▶ _Problem to solve_
Leaving out the pictures, please retype each record exactly.
***
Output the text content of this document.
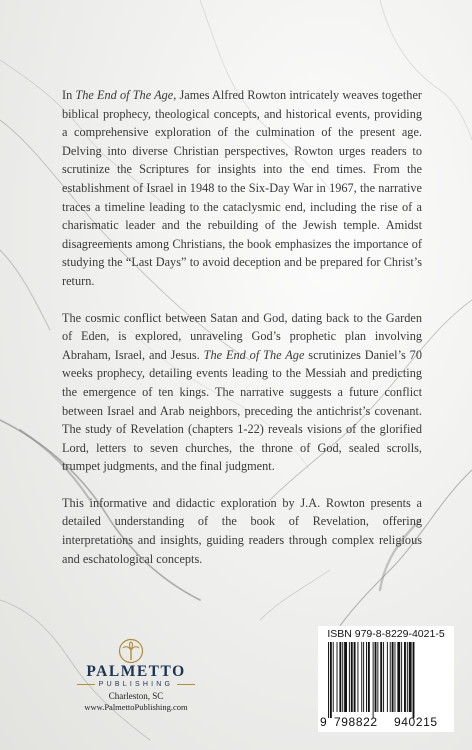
In The End of The Age, James Alfred Rowton intricately weaves together biblical prophecy, theological concepts, and historical events, providing a comprehensive exploration of the culmination of the present age. Delving into diverse Christian perspectives, Rowton urges readers to scrutinize the Scriptures for insights into the end times. From the establishment of Israel in 1948 to the Six-Day War in 1967, the narrative traces a timeline leading to the cataclysmic end, including the rise of a charismatic leader and the rebuilding of the Jewish temple. Amidst disagreements among Christians, the book emphasizes the importance of studying the “Last Days” to avoid deception and be prepared for Christ’s return.

The cosmic conflict between Satan and God, dating back to the Garden of Eden, is explored, unraveling God’s prophetic plan involving Abraham, Israel, and Jesus. The End of The Age scrutinizes Daniel’s 70 weeks prophecy, detailing events leading to the Messiah and predicting the emergence of ten kings. The narrative suggests a future conflict between Israel and Arab neighbors, preceding the antichrist’s covenant. The study of Revelation (chapters 1-22) reveals visions of the glorified Lord, letters to seven churches, the throne of God, sealed scrolls, trumpet judgments, and the final judgment.

This informative and didactic exploration by J.A. Rowton presents a detailed understanding of the book of Revelation, offering interpretations and insights, guiding readers through complex religious and eschatological concepts.

PALMETTO
PUBLISHING
Charleston, SC
www.PalmettoPublishing.com
ISBN 979-8-8229-4021-5
9 798822 940215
***
▶ _Problem solution_
Output the text content of this document.
In The End of The Age, James Alfred Rowton intricately weaves together biblical prophecy, theological concepts, and historical events, providing a comprehensive exploration of the culmination of the present age. Delving into diverse Christian perspectives, Rowton urges readers to scrutinize the Scriptures for insights into the end times. From the establishment of Israel in 1948 to the Six-Day War in 1967, the narrative traces a timeline leading to the cataclysmic end, including the rise of a charismatic leader and the rebuilding of the Jewish temple. Amidst disagreements among Christians, the book emphasizes the importance of studying the “Last Days” to avoid deception and be prepared for Christ’s return.

The cosmic conflict between Satan and God, dating back to the Garden of Eden, is explored, unraveling God’s prophetic plan involving Abraham, Israel, and Jesus. The End of The Age scrutinizes Daniel’s 70 weeks prophecy, detailing events leading to the Messiah and predicting the emergence of ten kings. The narrative suggests a future conflict between Israel and Arab neighbors, preceding the antichrist’s covenant. The study of Revelation (chapters 1-22) reveals visions of the glorified Lord, letters to seven churches, the throne of God, sealed scrolls, trumpet judgments, and the final judgment.

This informative and didactic exploration by J.A. Rowton presents a detailed understanding of the book of Revelation, offering interpretations and insights, guiding readers through complex religious and eschatological concepts.

PALMETTO
PUBLISHING
Charleston, SC
www.PalmettoPublishing.com
ISBN 979-8-8229-4021-5
9 798822 940215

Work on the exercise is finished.